What you need to do. Every entry needs to be printed exactly, please.

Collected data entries
━━━━━━━━━━━━━━━━
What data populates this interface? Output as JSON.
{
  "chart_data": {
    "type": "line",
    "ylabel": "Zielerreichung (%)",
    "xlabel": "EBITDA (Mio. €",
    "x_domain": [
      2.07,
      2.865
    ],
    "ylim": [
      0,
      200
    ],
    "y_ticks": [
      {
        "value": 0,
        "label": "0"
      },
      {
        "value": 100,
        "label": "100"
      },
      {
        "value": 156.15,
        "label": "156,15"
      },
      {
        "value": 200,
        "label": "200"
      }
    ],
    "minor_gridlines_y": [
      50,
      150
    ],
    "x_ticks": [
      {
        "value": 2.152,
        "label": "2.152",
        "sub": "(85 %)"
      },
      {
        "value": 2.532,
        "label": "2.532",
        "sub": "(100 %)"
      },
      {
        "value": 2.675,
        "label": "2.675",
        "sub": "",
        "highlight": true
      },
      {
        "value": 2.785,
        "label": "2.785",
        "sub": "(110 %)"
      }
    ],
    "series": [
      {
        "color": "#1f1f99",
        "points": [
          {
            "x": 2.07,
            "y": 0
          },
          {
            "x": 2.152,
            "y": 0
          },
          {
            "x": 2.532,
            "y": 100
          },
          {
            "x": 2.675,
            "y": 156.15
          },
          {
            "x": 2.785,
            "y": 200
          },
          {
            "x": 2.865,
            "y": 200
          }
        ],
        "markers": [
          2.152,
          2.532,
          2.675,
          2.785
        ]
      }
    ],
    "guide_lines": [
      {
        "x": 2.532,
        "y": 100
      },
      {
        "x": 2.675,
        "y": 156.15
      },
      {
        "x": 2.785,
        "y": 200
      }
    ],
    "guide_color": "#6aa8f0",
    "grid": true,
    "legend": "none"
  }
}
━━━━━━━━━━━━━━━━
Full output.
What data populates this interface? Output as JSON.
{
  "chart_data": {
    "type": "line",
    "ylabel": "Zielerreichung (%)",
    "xlabel": "EBITDA (Mio. €",
    "x_domain": [
      2.07,
      2.865
    ],
    "ylim": [
      0,
      200
    ],
    "y_ticks": [
      {
        "value": 0,
        "label": "0"
      },
      {
        "value": 100,
        "label": "100"
      },
      {
        "value": 156.15,
        "label": "156,15"
      },
      {
        "value": 200,
        "label": "200"
      }
    ],
    "minor_gridlines_y": [
      50,
      150
    ],
    "x_ticks": [
      {
        "value": 2.152,
        "label": "2.152",
        "sub": "(85 %)"
      },
      {
        "value": 2.532,
        "label": "2.532",
        "sub": "(100 %)"
      },
      {
        "value": 2.675,
        "label": "2.675",
        "sub": "",
        "highlight": true
      },
      {
        "value": 2.785,
        "label": "2.785",
        "sub": "(110 %)"
      }
    ],
    "series": [
      {
        "color": "#1f1f99",
        "points": [
          {
            "x": 2.07,
            "y": 0
          },
          {
            "x": 2.152,
            "y": 0
          },
          {
            "x": 2.532,
            "y": 100
          },
          {
            "x": 2.675,
            "y": 156.15
          },
          {
            "x": 2.785,
            "y": 200
          },
          {
            "x": 2.865,
            "y": 200
          }
        ],
        "markers": [
          2.152,
          2.532,
          2.675,
          2.785
        ]
      }
    ],
    "guide_lines": [
      {
        "x": 2.532,
        "y": 100
      },
      {
        "x": 2.675,
        "y": 156.15
      },
      {
        "x": 2.785,
        "y": 200
      }
    ],
    "guide_color": "#6aa8f0",
    "grid": true,
    "legend": "none"
  }
}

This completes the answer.